__EXERCISE PROMPT__. Put every line of the rows below into a JSON list of strings, one string per line, with blank lines dropped and the picture lines left out.

____

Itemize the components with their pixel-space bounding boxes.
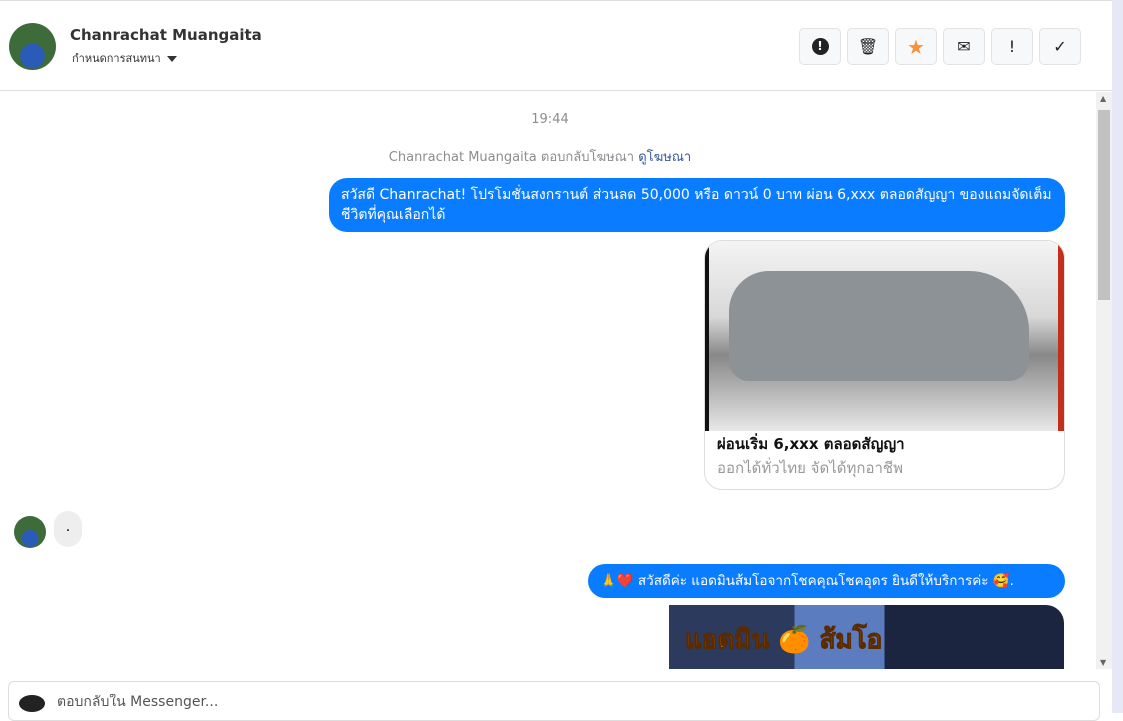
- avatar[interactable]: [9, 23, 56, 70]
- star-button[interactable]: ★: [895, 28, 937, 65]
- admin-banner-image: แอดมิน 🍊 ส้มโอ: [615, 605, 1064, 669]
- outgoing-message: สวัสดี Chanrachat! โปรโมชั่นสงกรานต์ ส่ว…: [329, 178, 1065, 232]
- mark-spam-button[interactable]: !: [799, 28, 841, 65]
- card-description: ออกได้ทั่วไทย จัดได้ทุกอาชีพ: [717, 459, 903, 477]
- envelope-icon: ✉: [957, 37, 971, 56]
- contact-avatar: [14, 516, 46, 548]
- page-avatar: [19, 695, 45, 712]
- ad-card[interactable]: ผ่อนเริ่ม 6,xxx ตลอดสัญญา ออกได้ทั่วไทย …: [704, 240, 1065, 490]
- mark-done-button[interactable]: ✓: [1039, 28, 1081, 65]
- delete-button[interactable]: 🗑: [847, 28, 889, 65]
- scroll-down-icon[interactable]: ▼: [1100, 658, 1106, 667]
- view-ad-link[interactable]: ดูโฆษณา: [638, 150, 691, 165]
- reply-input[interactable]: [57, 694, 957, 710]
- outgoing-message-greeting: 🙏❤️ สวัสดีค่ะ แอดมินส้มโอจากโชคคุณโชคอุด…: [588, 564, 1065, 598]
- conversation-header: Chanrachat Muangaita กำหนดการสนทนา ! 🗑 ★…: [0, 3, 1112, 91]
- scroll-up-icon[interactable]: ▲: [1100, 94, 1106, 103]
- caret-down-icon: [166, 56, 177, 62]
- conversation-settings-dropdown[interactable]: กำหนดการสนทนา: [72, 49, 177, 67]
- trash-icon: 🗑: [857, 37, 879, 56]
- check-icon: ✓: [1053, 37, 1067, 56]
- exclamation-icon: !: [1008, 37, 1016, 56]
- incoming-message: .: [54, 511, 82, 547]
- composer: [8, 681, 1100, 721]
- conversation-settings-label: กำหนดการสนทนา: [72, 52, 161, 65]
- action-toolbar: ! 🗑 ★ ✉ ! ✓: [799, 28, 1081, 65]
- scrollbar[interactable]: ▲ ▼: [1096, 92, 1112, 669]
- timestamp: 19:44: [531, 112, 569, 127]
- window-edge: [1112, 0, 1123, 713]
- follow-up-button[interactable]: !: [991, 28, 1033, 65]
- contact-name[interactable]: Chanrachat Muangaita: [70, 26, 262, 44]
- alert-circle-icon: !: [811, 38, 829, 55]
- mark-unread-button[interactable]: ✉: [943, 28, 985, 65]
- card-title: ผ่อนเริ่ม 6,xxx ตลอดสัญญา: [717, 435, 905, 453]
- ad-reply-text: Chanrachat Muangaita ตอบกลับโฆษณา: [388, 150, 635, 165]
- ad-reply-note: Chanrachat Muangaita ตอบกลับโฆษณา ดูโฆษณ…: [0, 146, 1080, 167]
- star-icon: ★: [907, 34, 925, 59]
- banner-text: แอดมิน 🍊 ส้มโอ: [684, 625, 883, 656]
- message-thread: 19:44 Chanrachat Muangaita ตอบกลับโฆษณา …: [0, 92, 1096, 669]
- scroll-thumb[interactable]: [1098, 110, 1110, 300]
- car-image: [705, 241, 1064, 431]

____

__RESULT__.
[
  "Itemize the components with their pixel-space bounding boxes.",
  "- avatar[interactable]: [9, 23, 56, 70]",
  "- star-button[interactable]: ★: [895, 28, 937, 65]",
  "- admin-banner-image: แอดมิน 🍊 ส้มโอ: [615, 605, 1064, 669]",
  "- outgoing-message: สวัสดี Chanrachat! โปรโมชั่นสงกรานต์ ส่ว…: [329, 178, 1065, 232]",
  "- mark-spam-button[interactable]: !: [799, 28, 841, 65]",
  "- card-description: ออกได้ทั่วไทย จัดได้ทุกอาชีพ: [717, 459, 903, 477]",
  "- envelope-icon: ✉: [957, 37, 971, 56]",
  "- contact-avatar: [14, 516, 46, 548]",
  "- page-avatar: [19, 695, 45, 712]",
  "- ad-card[interactable]: ผ่อนเริ่ม 6,xxx ตลอดสัญญา ออกได้ทั่วไทย …: [704, 240, 1065, 490]",
  "- mark-done-button[interactable]: ✓: [1039, 28, 1081, 65]",
  "- delete-button[interactable]: 🗑: [847, 28, 889, 65]",
  "- scroll-down-icon[interactable]: ▼: [1100, 658, 1106, 667]",
  "- view-ad-link[interactable]: ดูโฆษณา: [638, 150, 691, 165]",
  "- reply-input[interactable]: [57, 694, 957, 710]",
  "- outgoing-message-greeting: 🙏❤️ สวัสดีค่ะ แอดมินส้มโอจากโชคคุณโชคอุด…: [588, 564, 1065, 598]",
  "- conversation-header: Chanrachat Muangaita กำหนดการสนทนา ! 🗑 ★…: [0, 3, 1112, 91]",
  "- scroll-up-icon[interactable]: ▲: [1100, 94, 1106, 103]",
  "- caret-down-icon: [166, 56, 177, 62]",
  "- conversation-settings-dropdown[interactable]: กำหนดการสนทนา: [72, 49, 177, 67]",
  "- trash-icon: 🗑: [857, 37, 879, 56]",
  "- check-icon: ✓: [1053, 37, 1067, 56]",
  "- exclamation-icon: !: [1008, 37, 1016, 56]",
  "- incoming-message: .: [54, 511, 82, 547]",
  "- composer: [8, 681, 1100, 721]",
  "- conversation-settings-label: กำหนดการสนทนา: [72, 52, 161, 65]",
  "- action-toolbar: ! 🗑 ★ ✉ ! ✓: [799, 28, 1081, 65]",
  "- scrollbar[interactable]: ▲ ▼: [1096, 92, 1112, 669]",
  "- timestamp: 19:44: [531, 112, 569, 127]",
  "- window-edge: [1112, 0, 1123, 713]",
  "- follow-up-button[interactable]: !: [991, 28, 1033, 65]",
  "- contact-name[interactable]: Chanrachat Muangaita: [70, 26, 262, 44]",
  "- alert-circle-icon: !: [811, 38, 829, 55]",
  "- mark-unread-button[interactable]: ✉: [943, 28, 985, 65]",
  "- card-title: ผ่อนเริ่ม 6,xxx ตลอดสัญญา: [717, 435, 905, 453]",
  "- ad-reply-text: Chanrachat Muangaita ตอบกลับโฆษณา: [388, 150, 635, 165]",
  "- ad-reply-note: Chanrachat Muangaita ตอบกลับโฆษณา ดูโฆษณ…: [0, 146, 1080, 167]",
  "- star-icon: ★: [907, 34, 925, 59]",
  "- banner-text: แอดมิน 🍊 ส้มโอ: [684, 625, 883, 656]",
  "- message-thread: 19:44 Chanrachat Muangaita ตอบกลับโฆษณา …: [0, 92, 1096, 669]",
  "- scroll-thumb[interactable]: [1098, 110, 1110, 300]",
  "- car-image: [705, 241, 1064, 431]"
]